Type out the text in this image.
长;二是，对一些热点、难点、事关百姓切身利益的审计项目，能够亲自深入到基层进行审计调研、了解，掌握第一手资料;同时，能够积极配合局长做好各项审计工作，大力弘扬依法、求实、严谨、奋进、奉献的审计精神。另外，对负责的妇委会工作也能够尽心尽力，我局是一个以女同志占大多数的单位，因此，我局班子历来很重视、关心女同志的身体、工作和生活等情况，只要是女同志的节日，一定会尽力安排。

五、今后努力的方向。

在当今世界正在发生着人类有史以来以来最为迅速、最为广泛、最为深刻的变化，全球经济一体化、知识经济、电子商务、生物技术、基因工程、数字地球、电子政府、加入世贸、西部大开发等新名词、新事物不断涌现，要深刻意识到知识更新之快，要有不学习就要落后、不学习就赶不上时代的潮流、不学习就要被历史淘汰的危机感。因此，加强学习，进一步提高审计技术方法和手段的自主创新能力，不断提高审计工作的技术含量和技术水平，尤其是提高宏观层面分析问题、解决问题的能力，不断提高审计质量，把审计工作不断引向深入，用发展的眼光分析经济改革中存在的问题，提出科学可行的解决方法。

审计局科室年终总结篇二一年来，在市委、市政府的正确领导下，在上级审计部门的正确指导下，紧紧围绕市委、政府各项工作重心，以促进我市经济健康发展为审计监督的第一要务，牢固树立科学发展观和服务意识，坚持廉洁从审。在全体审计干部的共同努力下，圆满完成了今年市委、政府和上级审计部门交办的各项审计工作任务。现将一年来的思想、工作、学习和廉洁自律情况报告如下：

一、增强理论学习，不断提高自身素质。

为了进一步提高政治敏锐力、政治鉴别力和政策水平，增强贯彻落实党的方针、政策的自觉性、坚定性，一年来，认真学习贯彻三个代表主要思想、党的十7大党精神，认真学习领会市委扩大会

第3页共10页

◆ ◆ ◆ ◆ ◆ ◆ ◆

Above are the records; retype them all without a single difference.

Type out the text in this image.
长;二是，对一些热点、难点、事关百姓切身利益的审计项目，能够亲自深入到基层进行审计调研、了解，掌握第一手资料;同时，能够积极配合局长做好各项审计工作，大力弘扬依法、求实、严谨、奋进、奉献的审计精神。另外，对负责的妇委会工作也能够尽心尽力，我局是一个以女同志占大多数的单位，因此，我局班子历来很重视、关心女同志的身体、工作和生活等情况，只要是女同志的节日，一定会尽力安排。

五、今后努力的方向。

在当今世界正在发生着人类有史以来以来最为迅速、最为广泛、最为深刻的变化，全球经济一体化、知识经济、电子商务、生物技术、基因工程、数字地球、电子政府、加入世贸、西部大开发等新名词、新事物不断涌现，要深刻意识到知识更新之快，要有不学习就要落后、不学习就赶不上时代的潮流、不学习就要被历史淘汰的危机感。因此，加强学习，进一步提高审计技术方法和手段的自主创新能力，不断提高审计工作的技术含量和技术水平，尤其是提高宏观层面分析问题、解决问题的能力，不断提高审计质量，把审计工作不断引向深入，用发展的眼光分析经济改革中存在的问题，提出科学可行的解决方法。

审计局科室年终总结篇二一年来，在市委、市政府的正确领导下，在上级审计部门的正确指导下，紧紧围绕市委、政府各项工作重心，以促进我市经济健康发展为审计监督的第一要务，牢固树立科学发展观和服务意识，坚持廉洁从审。在全体审计干部的共同努力下，圆满完成了今年市委、政府和上级审计部门交办的各项审计工作任务。现将一年来的思想、工作、学习和廉洁自律情况报告如下：

一、增强理论学习，不断提高自身素质。

为了进一步提高政治敏锐力、政治鉴别力和政策水平，增强贯彻落实党的方针、政策的自觉性、坚定性，一年来，认真学习贯彻三个代表主要思想、党的十7大党精神，认真学习领会市委扩大会

第3页共10页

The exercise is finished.